-- Set problem --
Write out, precisely and in full, each line of the material.
━━━━━━━━━━━━━━━━━━━━━━━━━━━━━━
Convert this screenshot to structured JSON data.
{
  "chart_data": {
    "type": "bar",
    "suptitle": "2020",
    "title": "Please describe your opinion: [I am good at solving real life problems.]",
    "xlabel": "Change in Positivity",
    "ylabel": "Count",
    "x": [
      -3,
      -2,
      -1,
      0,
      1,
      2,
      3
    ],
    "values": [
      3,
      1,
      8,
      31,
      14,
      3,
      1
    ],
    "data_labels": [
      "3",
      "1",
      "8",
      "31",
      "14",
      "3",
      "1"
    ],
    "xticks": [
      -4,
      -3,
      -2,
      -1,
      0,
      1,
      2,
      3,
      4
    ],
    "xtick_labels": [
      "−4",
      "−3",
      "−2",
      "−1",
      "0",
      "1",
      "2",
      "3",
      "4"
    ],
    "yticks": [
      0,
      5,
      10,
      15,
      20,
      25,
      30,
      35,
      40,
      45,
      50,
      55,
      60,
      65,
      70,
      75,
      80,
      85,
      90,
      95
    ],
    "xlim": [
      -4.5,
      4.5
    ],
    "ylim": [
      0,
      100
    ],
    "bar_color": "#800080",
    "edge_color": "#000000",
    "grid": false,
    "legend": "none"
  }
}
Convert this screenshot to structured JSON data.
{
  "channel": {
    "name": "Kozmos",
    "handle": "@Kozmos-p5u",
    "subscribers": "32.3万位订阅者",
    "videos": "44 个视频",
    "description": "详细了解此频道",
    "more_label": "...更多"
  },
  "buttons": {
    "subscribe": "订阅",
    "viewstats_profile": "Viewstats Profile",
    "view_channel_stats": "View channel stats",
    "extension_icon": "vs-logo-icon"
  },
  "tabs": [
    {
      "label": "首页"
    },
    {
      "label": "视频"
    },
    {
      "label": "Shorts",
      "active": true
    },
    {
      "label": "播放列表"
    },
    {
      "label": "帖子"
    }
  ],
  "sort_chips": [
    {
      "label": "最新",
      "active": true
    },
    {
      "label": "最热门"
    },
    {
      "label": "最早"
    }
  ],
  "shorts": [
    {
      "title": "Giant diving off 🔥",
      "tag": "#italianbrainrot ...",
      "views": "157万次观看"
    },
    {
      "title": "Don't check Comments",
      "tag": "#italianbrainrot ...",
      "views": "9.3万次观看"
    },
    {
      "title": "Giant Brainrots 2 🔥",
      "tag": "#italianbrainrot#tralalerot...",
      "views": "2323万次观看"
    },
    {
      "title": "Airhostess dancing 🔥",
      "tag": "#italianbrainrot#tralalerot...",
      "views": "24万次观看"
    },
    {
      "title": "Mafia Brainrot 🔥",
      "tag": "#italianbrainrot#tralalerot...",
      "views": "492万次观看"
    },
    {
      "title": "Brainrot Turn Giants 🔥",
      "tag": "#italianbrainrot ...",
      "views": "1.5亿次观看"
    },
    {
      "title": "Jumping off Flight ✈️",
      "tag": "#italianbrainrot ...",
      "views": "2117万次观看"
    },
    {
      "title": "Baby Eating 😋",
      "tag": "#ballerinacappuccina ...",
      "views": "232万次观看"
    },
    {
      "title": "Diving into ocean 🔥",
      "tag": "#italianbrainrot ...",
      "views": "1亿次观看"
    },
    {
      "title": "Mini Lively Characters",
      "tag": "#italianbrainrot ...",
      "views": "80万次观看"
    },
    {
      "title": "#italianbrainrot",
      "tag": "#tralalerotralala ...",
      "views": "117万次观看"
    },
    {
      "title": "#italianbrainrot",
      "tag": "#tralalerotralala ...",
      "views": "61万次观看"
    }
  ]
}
━━━━━━━━━━━━━━━━━━━━━━━━━━━━━━
-- Worked answer --
Convert this screenshot to structured JSON data.
{
  "chart_data": {
    "type": "bar",
    "suptitle": "2020",
    "title": "Please describe your opinion: [I am good at solving real life problems.]",
    "xlabel": "Change in Positivity",
    "ylabel": "Count",
    "x": [
      -3,
      -2,
      -1,
      0,
      1,
      2,
      3
    ],
    "values": [
      3,
      1,
      8,
      31,
      14,
      3,
      1
    ],
    "data_labels": [
      "3",
      "1",
      "8",
      "31",
      "14",
      "3",
      "1"
    ],
    "xticks": [
      -4,
      -3,
      -2,
      -1,
      0,
      1,
      2,
      3,
      4
    ],
    "xtick_labels": [
      "−4",
      "−3",
      "−2",
      "−1",
      "0",
      "1",
      "2",
      "3",
      "4"
    ],
    "yticks": [
      0,
      5,
      10,
      15,
      20,
      25,
      30,
      35,
      40,
      45,
      50,
      55,
      60,
      65,
      70,
      75,
      80,
      85,
      90,
      95
    ],
    "xlim": [
      -4.5,
      4.5
    ],
    "ylim": [
      0,
      100
    ],
    "bar_color": "#800080",
    "edge_color": "#000000",
    "grid": false,
    "legend": "none"
  }
}
Convert this screenshot to structured JSON data.
{
  "channel": {
    "name": "Kozmos",
    "handle": "@Kozmos-p5u",
    "subscribers": "32.3万位订阅者",
    "videos": "44 个视频",
    "description": "详细了解此频道",
    "more_label": "...更多"
  },
  "buttons": {
    "subscribe": "订阅",
    "viewstats_profile": "Viewstats Profile",
    "view_channel_stats": "View channel stats",
    "extension_icon": "vs-logo-icon"
  },
  "tabs": [
    {
      "label": "首页"
    },
    {
      "label": "视频"
    },
    {
      "label": "Shorts",
      "active": true
    },
    {
      "label": "播放列表"
    },
    {
      "label": "帖子"
    }
  ],
  "sort_chips": [
    {
      "label": "最新",
      "active": true
    },
    {
      "label": "最热门"
    },
    {
      "label": "最早"
    }
  ],
  "shorts": [
    {
      "title": "Giant diving off 🔥",
      "tag": "#italianbrainrot ...",
      "views": "157万次观看"
    },
    {
      "title": "Don't check Comments",
      "tag": "#italianbrainrot ...",
      "views": "9.3万次观看"
    },
    {
      "title": "Giant Brainrots 2 🔥",
      "tag": "#italianbrainrot#tralalerot...",
      "views": "2323万次观看"
    },
    {
      "title": "Airhostess dancing 🔥",
      "tag": "#italianbrainrot#tralalerot...",
      "views": "24万次观看"
    },
    {
      "title": "Mafia Brainrot 🔥",
      "tag": "#italianbrainrot#tralalerot...",
      "views": "492万次观看"
    },
    {
      "title": "Brainrot Turn Giants 🔥",
      "tag": "#italianbrainrot ...",
      "views": "1.5亿次观看"
    },
    {
      "title": "Jumping off Flight ✈️",
      "tag": "#italianbrainrot ...",
      "views": "2117万次观看"
    },
    {
      "title": "Baby Eating 😋",
      "tag": "#ballerinacappuccina ...",
      "views": "232万次观看"
    },
    {
      "title": "Diving into ocean 🔥",
      "tag": "#italianbrainrot ...",
      "views": "1亿次观看"
    },
    {
      "title": "Mini Lively Characters",
      "tag": "#italianbrainrot ...",
      "views": "80万次观看"
    },
    {
      "title": "#italianbrainrot",
      "tag": "#tralalerotralala ...",
      "views": "117万次观看"
    },
    {
      "title": "#italianbrainrot",
      "tag": "#tralalerotralala ...",
      "views": "61万次观看"
    }
  ]
}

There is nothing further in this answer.